Look for the string "color" in the lines and copy each line that has it.

::::::::

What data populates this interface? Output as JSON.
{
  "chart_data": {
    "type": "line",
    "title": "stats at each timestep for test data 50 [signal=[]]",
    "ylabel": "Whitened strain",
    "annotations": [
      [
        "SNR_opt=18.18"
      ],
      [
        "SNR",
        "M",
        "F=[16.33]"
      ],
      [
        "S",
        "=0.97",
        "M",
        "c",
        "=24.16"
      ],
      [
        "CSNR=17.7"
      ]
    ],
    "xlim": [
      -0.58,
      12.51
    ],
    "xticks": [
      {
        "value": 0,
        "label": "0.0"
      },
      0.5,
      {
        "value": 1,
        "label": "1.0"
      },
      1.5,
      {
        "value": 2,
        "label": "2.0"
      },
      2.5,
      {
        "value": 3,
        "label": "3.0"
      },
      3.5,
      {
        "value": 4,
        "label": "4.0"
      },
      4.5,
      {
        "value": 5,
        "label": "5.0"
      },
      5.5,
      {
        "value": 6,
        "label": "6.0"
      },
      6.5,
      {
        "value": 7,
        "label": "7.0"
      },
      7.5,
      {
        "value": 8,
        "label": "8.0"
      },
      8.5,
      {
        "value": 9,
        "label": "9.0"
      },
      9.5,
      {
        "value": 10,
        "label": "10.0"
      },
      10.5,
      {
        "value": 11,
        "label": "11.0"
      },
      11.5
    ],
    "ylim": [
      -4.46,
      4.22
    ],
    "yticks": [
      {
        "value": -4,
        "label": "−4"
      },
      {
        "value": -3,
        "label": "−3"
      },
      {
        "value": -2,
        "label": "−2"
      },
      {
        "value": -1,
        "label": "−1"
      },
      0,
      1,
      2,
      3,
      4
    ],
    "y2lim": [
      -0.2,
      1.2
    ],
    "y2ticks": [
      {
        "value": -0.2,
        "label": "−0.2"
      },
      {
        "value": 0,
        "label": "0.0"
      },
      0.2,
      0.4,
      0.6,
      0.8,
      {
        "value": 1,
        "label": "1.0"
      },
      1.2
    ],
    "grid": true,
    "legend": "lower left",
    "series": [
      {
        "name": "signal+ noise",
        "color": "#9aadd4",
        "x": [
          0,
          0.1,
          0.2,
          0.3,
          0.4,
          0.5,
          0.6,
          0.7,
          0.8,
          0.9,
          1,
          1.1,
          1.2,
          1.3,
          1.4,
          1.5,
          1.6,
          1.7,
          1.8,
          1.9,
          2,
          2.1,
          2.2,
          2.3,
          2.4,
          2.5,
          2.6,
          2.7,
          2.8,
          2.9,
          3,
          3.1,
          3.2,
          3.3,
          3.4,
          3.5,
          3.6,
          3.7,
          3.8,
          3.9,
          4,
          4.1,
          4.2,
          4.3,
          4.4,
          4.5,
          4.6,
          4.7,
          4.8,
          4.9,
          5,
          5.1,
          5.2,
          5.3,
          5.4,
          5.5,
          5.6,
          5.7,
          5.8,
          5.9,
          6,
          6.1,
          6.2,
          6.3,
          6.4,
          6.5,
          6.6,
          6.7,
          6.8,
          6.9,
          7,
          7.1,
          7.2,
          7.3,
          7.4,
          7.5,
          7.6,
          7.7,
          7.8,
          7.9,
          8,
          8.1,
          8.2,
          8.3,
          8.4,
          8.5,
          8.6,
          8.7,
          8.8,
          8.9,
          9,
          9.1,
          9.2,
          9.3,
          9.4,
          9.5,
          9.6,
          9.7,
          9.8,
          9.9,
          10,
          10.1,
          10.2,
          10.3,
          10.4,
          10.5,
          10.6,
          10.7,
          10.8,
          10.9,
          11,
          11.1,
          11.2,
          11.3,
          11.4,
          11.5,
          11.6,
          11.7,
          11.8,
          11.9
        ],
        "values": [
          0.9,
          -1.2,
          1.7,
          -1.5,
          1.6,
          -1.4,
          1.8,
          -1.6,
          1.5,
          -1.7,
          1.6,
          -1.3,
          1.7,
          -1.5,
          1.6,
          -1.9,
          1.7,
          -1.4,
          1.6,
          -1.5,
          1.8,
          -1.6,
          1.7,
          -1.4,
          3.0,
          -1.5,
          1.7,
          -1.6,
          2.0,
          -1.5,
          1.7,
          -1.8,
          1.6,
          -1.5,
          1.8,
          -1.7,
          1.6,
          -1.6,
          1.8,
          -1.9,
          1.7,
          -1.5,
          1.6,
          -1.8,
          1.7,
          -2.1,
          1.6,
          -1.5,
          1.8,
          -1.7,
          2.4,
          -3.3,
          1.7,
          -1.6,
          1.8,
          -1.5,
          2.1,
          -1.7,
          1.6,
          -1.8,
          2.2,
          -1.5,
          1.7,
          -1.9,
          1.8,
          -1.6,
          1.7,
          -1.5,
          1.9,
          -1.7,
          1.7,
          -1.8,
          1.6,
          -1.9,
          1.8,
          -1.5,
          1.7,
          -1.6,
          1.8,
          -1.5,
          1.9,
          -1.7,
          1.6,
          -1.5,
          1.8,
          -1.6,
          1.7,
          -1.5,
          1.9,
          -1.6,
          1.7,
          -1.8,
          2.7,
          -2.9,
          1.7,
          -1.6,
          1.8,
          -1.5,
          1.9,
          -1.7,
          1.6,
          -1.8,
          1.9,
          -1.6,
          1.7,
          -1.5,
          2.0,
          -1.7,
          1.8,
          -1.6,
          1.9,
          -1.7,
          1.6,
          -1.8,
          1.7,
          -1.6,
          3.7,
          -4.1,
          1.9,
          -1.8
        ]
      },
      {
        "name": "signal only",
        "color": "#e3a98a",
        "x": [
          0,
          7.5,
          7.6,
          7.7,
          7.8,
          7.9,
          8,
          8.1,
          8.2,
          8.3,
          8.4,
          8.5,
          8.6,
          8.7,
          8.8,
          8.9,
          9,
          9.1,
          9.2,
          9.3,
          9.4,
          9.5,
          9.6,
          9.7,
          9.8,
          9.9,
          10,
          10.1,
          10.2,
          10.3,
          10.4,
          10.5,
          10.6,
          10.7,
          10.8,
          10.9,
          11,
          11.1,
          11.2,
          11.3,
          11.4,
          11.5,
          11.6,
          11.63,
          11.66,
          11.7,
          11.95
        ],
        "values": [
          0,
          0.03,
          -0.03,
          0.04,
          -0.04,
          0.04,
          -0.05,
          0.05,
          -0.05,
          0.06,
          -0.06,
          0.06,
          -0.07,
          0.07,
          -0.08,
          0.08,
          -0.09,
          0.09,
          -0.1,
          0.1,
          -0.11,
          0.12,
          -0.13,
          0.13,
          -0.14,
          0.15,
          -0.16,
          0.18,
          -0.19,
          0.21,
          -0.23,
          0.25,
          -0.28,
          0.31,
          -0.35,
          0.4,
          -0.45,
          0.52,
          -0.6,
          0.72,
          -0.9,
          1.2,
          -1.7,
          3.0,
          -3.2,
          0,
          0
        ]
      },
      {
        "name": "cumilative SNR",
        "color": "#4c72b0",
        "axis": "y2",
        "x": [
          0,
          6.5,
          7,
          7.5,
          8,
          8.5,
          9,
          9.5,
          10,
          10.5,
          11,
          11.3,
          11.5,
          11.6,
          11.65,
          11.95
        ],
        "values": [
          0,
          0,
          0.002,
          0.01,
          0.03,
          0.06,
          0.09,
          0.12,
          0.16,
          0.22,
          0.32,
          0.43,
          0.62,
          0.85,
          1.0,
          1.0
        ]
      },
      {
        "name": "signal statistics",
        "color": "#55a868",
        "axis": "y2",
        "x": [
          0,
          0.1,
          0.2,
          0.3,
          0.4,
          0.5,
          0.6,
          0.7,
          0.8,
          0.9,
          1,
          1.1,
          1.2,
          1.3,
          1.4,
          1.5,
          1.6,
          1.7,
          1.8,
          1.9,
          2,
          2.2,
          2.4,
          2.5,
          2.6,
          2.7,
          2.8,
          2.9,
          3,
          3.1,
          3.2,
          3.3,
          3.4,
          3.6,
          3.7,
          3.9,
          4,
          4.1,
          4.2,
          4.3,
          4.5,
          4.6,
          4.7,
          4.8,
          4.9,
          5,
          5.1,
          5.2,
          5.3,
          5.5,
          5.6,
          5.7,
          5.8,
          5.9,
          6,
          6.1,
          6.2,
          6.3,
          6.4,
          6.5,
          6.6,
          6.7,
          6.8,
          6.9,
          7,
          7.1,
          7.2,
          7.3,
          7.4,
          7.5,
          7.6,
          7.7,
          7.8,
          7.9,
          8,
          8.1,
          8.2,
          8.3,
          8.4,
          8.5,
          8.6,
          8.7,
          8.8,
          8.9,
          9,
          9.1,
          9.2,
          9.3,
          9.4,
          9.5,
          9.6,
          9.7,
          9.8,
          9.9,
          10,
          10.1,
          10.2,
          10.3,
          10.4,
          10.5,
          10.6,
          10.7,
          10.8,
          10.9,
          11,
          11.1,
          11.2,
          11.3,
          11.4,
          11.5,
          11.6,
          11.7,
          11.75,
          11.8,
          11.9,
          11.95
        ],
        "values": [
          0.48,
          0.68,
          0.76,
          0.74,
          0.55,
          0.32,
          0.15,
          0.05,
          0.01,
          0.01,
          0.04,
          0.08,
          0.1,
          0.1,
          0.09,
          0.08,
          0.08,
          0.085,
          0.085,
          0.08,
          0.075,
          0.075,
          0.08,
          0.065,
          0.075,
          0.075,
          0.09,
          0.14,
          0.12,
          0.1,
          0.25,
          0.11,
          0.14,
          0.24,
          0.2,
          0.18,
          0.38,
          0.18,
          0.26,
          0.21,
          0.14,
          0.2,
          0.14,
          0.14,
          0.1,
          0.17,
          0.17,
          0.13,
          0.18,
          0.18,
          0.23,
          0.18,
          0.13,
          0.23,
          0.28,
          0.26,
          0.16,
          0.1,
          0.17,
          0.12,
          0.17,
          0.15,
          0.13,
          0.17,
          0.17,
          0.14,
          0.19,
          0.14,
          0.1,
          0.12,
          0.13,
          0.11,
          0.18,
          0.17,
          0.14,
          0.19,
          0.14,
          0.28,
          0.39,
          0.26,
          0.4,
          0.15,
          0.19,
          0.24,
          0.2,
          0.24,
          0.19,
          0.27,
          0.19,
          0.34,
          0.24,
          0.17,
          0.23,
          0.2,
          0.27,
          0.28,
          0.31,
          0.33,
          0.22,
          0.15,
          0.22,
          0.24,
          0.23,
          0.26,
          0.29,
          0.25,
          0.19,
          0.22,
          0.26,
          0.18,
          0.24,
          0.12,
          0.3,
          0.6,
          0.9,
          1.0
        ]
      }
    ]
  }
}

::::::::

--- RESPONSE TO THIS EXERCISE ---
        "color": "#9aadd4",
        "color": "#e3a98a",
        "color": "#4c72b0",
        "color": "#55a868",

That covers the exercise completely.